* **Aim**: Copy out the lines that include the word "operating".

* **Exercise inputs**:
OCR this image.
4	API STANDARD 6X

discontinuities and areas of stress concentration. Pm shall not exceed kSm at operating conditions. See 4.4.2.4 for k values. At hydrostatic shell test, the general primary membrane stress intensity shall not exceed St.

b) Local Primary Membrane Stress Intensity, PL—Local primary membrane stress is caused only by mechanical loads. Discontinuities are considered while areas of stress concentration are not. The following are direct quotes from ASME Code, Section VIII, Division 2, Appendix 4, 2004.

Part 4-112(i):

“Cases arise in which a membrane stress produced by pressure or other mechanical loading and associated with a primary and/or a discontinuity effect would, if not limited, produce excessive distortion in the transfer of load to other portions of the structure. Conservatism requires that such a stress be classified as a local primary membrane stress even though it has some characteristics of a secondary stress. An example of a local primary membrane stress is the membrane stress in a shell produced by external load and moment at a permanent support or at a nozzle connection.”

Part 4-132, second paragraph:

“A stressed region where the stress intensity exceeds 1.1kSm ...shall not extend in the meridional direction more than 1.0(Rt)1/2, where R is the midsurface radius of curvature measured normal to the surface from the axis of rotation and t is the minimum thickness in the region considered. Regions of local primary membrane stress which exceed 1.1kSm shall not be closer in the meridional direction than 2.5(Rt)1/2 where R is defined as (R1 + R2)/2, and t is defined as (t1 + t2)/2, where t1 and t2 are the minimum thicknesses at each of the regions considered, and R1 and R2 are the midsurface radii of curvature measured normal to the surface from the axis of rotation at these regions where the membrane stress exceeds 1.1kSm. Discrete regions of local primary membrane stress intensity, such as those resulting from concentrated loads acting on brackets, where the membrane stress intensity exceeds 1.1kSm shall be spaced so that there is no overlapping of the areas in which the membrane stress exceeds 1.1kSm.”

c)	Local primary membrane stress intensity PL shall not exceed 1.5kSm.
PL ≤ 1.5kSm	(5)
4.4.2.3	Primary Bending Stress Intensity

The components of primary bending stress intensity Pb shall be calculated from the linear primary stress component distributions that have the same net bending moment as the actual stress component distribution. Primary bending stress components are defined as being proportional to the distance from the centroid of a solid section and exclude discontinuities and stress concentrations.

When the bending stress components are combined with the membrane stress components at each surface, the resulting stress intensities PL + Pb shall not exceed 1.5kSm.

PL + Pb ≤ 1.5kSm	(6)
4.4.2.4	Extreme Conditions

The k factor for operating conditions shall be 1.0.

==

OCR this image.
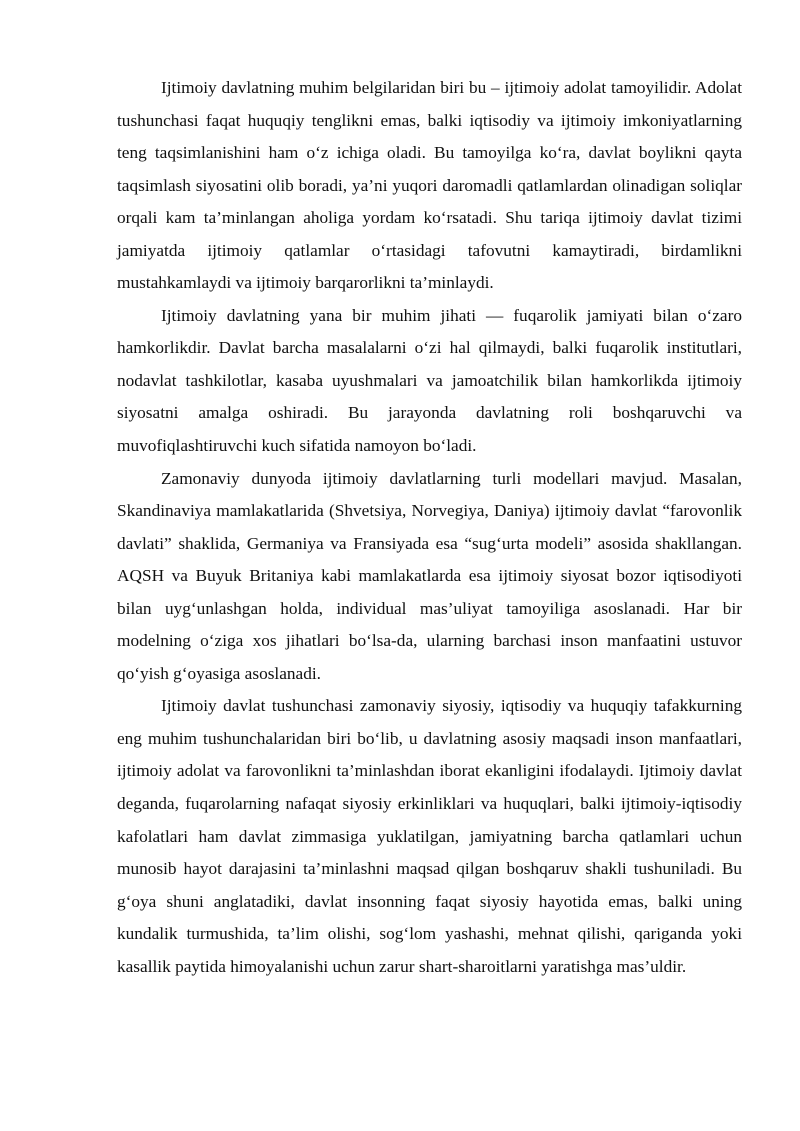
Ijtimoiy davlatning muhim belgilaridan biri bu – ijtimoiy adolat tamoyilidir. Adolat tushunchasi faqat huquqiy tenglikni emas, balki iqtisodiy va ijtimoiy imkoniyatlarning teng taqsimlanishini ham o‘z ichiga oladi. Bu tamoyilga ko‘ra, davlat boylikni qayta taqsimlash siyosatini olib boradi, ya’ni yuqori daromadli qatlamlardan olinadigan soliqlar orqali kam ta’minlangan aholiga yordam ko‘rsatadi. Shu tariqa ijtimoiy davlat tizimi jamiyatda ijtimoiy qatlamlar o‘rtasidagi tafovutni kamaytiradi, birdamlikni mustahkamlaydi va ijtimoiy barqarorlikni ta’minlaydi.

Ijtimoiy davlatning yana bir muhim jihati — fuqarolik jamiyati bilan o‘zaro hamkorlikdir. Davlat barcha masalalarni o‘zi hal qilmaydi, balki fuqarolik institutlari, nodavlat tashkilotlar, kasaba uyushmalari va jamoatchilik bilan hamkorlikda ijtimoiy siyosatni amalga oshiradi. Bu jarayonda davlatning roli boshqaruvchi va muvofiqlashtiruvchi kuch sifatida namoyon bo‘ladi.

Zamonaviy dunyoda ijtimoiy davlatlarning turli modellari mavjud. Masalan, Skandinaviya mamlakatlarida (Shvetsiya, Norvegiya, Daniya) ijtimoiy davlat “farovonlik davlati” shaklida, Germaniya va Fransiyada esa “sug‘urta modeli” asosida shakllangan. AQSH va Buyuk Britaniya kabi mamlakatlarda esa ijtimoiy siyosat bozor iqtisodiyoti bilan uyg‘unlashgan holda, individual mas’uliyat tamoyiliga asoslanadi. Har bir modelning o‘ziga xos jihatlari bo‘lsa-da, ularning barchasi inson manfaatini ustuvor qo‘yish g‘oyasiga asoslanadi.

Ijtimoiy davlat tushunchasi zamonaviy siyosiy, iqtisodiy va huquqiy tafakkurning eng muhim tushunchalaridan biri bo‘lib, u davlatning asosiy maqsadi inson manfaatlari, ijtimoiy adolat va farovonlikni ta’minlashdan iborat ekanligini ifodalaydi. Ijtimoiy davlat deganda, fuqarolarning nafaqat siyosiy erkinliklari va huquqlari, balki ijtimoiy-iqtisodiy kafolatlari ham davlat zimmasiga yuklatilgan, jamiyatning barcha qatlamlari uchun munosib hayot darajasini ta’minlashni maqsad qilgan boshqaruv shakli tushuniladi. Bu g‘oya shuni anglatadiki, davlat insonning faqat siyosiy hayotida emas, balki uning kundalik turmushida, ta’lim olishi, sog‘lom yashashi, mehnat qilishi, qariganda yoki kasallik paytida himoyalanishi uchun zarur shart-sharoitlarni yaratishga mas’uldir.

* **Result for this exercise**:
discontinuities and areas of stress concentration. Pm shall not exceed kSm at operating conditions. See 4.4.2.4 for k values. At hydrostatic shell test, the general primary membrane stress intensity shall not exceed St.
The k factor for operating conditions shall be 1.0.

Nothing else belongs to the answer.